-- START MATERIAL PROVIDED --

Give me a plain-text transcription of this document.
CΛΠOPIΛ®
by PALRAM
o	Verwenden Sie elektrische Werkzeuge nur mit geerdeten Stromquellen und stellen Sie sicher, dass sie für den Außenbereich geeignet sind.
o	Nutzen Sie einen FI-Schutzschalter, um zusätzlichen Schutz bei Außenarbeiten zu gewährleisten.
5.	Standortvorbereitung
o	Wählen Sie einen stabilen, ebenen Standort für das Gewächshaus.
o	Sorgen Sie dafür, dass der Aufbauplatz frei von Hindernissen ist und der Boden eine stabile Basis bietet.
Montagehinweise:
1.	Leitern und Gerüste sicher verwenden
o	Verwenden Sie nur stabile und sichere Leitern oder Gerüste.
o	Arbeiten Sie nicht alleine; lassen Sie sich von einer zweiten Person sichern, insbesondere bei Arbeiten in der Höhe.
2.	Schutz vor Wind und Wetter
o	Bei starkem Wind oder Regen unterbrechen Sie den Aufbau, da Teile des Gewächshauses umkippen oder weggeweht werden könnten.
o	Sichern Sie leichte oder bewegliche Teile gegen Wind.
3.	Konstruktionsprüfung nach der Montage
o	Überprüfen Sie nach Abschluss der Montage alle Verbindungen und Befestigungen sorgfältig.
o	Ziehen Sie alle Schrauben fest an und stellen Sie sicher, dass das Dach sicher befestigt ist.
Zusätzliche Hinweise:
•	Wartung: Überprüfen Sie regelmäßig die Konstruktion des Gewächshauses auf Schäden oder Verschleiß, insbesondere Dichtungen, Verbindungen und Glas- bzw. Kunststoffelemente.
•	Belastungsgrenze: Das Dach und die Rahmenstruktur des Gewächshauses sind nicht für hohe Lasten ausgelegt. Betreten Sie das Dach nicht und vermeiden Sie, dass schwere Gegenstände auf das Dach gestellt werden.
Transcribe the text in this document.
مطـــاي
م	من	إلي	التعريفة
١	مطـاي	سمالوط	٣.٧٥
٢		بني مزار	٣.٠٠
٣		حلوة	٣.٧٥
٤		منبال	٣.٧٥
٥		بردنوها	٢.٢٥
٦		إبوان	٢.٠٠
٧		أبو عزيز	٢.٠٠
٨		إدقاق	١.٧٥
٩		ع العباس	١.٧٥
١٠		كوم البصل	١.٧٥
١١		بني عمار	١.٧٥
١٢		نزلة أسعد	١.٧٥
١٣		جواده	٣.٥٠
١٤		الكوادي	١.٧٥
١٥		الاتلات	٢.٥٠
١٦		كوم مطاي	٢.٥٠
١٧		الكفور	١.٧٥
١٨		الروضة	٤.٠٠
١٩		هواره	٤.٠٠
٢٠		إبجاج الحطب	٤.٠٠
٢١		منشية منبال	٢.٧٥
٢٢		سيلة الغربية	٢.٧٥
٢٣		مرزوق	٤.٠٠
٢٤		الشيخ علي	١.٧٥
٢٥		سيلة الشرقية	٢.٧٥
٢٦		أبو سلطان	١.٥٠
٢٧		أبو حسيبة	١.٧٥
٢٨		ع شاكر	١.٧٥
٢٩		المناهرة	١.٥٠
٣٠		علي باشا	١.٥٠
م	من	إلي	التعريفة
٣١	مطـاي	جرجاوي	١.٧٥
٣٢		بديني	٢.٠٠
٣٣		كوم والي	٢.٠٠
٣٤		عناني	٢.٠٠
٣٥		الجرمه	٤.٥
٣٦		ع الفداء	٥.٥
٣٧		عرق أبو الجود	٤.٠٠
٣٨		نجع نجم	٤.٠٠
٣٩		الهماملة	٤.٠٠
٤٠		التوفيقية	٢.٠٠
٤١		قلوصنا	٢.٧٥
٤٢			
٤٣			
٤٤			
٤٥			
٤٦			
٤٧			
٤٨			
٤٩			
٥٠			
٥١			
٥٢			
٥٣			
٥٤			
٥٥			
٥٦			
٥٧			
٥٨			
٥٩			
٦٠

-- END MATERIAL PROVIDED --

WHAT TO WORK ON:
Some lines of the data may hold the word "Gerüste". Say how many do, with nothing else.

SOLVED PROBLEM:
2